Figure content listings

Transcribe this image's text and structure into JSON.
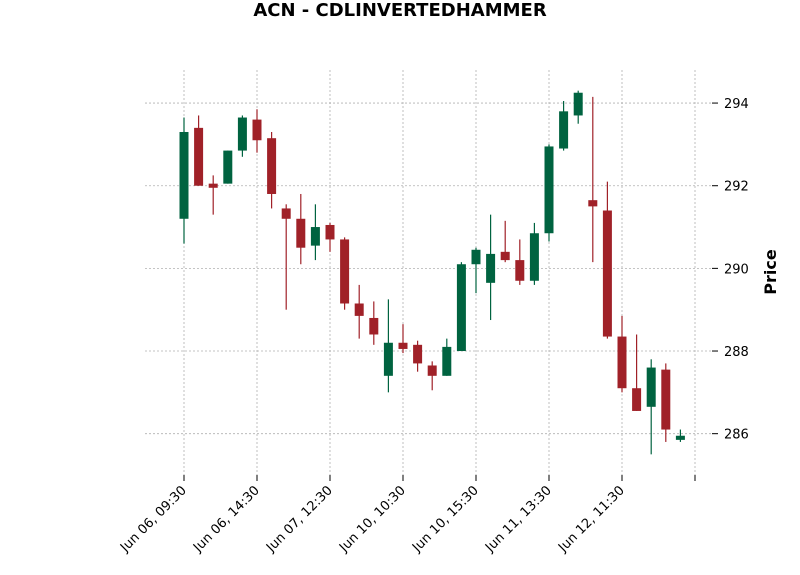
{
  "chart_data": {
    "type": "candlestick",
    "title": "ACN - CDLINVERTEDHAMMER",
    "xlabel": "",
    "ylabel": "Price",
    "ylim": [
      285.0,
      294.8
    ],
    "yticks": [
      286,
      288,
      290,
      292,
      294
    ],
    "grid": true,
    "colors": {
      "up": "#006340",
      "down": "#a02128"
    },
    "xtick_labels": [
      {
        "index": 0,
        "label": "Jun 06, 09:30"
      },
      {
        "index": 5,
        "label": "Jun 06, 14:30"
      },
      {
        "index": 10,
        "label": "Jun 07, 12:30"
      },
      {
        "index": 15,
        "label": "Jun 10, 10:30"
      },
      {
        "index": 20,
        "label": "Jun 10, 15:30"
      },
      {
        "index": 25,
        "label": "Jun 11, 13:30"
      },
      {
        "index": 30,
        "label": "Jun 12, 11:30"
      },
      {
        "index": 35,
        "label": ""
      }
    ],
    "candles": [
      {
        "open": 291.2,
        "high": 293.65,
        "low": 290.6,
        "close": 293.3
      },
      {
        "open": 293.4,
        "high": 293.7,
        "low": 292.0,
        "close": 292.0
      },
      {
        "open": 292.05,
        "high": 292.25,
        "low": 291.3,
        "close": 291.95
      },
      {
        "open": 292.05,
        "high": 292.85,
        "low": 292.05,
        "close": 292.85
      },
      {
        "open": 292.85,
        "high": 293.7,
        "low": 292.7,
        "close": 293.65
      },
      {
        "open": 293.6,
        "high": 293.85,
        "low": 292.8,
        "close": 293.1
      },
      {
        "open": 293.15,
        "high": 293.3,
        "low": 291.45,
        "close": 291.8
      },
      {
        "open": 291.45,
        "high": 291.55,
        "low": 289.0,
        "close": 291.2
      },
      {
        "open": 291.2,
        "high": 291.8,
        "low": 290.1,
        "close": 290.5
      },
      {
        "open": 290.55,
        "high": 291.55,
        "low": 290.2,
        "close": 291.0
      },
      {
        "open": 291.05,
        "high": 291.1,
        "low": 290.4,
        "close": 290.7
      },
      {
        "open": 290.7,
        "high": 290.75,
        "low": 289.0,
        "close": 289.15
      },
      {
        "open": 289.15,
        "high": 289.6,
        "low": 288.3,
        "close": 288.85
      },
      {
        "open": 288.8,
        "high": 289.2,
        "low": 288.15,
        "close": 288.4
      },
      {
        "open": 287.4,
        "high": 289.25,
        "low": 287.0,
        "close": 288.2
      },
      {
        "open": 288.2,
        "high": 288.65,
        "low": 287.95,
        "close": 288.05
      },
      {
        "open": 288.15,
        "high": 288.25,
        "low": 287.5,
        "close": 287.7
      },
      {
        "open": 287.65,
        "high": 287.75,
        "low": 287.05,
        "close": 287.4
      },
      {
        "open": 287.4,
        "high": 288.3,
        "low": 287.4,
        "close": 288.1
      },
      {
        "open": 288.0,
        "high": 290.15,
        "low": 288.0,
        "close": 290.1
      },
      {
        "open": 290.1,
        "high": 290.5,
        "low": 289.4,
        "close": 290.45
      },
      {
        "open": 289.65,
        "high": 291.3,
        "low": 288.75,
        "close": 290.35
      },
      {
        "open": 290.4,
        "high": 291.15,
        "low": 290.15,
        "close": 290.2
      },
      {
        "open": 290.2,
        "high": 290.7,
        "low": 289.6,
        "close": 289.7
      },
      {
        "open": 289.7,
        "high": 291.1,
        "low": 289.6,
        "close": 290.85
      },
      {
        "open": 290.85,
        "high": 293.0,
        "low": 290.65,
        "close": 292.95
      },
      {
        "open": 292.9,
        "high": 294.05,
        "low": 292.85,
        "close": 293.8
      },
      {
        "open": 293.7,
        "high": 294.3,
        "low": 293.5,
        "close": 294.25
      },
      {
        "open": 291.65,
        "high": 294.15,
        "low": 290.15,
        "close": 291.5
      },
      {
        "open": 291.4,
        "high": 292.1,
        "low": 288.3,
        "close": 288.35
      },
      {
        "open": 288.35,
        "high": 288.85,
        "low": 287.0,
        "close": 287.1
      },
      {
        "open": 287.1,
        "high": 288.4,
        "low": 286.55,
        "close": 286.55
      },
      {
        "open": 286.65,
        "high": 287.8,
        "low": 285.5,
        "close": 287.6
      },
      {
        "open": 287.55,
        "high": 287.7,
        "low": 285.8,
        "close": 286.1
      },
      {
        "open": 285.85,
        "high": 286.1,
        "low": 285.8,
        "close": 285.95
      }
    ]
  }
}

→ **Aim of the task**:
Restate each entry word for word, leaving out any pictures.

→ **Solution to the exercise**:
Transcribe this image's text and structure into JSON.
{
  "chart_data": {
    "type": "candlestick",
    "title": "ACN - CDLINVERTEDHAMMER",
    "xlabel": "",
    "ylabel": "Price",
    "ylim": [
      285.0,
      294.8
    ],
    "yticks": [
      286,
      288,
      290,
      292,
      294
    ],
    "grid": true,
    "colors": {
      "up": "#006340",
      "down": "#a02128"
    },
    "xtick_labels": [
      {
        "index": 0,
        "label": "Jun 06, 09:30"
      },
      {
        "index": 5,
        "label": "Jun 06, 14:30"
      },
      {
        "index": 10,
        "label": "Jun 07, 12:30"
      },
      {
        "index": 15,
        "label": "Jun 10, 10:30"
      },
      {
        "index": 20,
        "label": "Jun 10, 15:30"
      },
      {
        "index": 25,
        "label": "Jun 11, 13:30"
      },
      {
        "index": 30,
        "label": "Jun 12, 11:30"
      },
      {
        "index": 35,
        "label": ""
      }
    ],
    "candles": [
      {
        "open": 291.2,
        "high": 293.65,
        "low": 290.6,
        "close": 293.3
      },
      {
        "open": 293.4,
        "high": 293.7,
        "low": 292.0,
        "close": 292.0
      },
      {
        "open": 292.05,
        "high": 292.25,
        "low": 291.3,
        "close": 291.95
      },
      {
        "open": 292.05,
        "high": 292.85,
        "low": 292.05,
        "close": 292.85
      },
      {
        "open": 292.85,
        "high": 293.7,
        "low": 292.7,
        "close": 293.65
      },
      {
        "open": 293.6,
        "high": 293.85,
        "low": 292.8,
        "close": 293.1
      },
      {
        "open": 293.15,
        "high": 293.3,
        "low": 291.45,
        "close": 291.8
      },
      {
        "open": 291.45,
        "high": 291.55,
        "low": 289.0,
        "close": 291.2
      },
      {
        "open": 291.2,
        "high": 291.8,
        "low": 290.1,
        "close": 290.5
      },
      {
        "open": 290.55,
        "high": 291.55,
        "low": 290.2,
        "close": 291.0
      },
      {
        "open": 291.05,
        "high": 291.1,
        "low": 290.4,
        "close": 290.7
      },
      {
        "open": 290.7,
        "high": 290.75,
        "low": 289.0,
        "close": 289.15
      },
      {
        "open": 289.15,
        "high": 289.6,
        "low": 288.3,
        "close": 288.85
      },
      {
        "open": 288.8,
        "high": 289.2,
        "low": 288.15,
        "close": 288.4
      },
      {
        "open": 287.4,
        "high": 289.25,
        "low": 287.0,
        "close": 288.2
      },
      {
        "open": 288.2,
        "high": 288.65,
        "low": 287.95,
        "close": 288.05
      },
      {
        "open": 288.15,
        "high": 288.25,
        "low": 287.5,
        "close": 287.7
      },
      {
        "open": 287.65,
        "high": 287.75,
        "low": 287.05,
        "close": 287.4
      },
      {
        "open": 287.4,
        "high": 288.3,
        "low": 287.4,
        "close": 288.1
      },
      {
        "open": 288.0,
        "high": 290.15,
        "low": 288.0,
        "close": 290.1
      },
      {
        "open": 290.1,
        "high": 290.5,
        "low": 289.4,
        "close": 290.45
      },
      {
        "open": 289.65,
        "high": 291.3,
        "low": 288.75,
        "close": 290.35
      },
      {
        "open": 290.4,
        "high": 291.15,
        "low": 290.15,
        "close": 290.2
      },
      {
        "open": 290.2,
        "high": 290.7,
        "low": 289.6,
        "close": 289.7
      },
      {
        "open": 289.7,
        "high": 291.1,
        "low": 289.6,
        "close": 290.85
      },
      {
        "open": 290.85,
        "high": 293.0,
        "low": 290.65,
        "close": 292.95
      },
      {
        "open": 292.9,
        "high": 294.05,
        "low": 292.85,
        "close": 293.8
      },
      {
        "open": 293.7,
        "high": 294.3,
        "low": 293.5,
        "close": 294.25
      },
      {
        "open": 291.65,
        "high": 294.15,
        "low": 290.15,
        "close": 291.5
      },
      {
        "open": 291.4,
        "high": 292.1,
        "low": 288.3,
        "close": 288.35
      },
      {
        "open": 288.35,
        "high": 288.85,
        "low": 287.0,
        "close": 287.1
      },
      {
        "open": 287.1,
        "high": 288.4,
        "low": 286.55,
        "close": 286.55
      },
      {
        "open": 286.65,
        "high": 287.8,
        "low": 285.5,
        "close": 287.6
      },
      {
        "open": 287.55,
        "high": 287.7,
        "low": 285.8,
        "close": 286.1
      },
      {
        "open": 285.85,
        "high": 286.1,
        "low": 285.8,
        "close": 285.95
      }
    ]
  }
}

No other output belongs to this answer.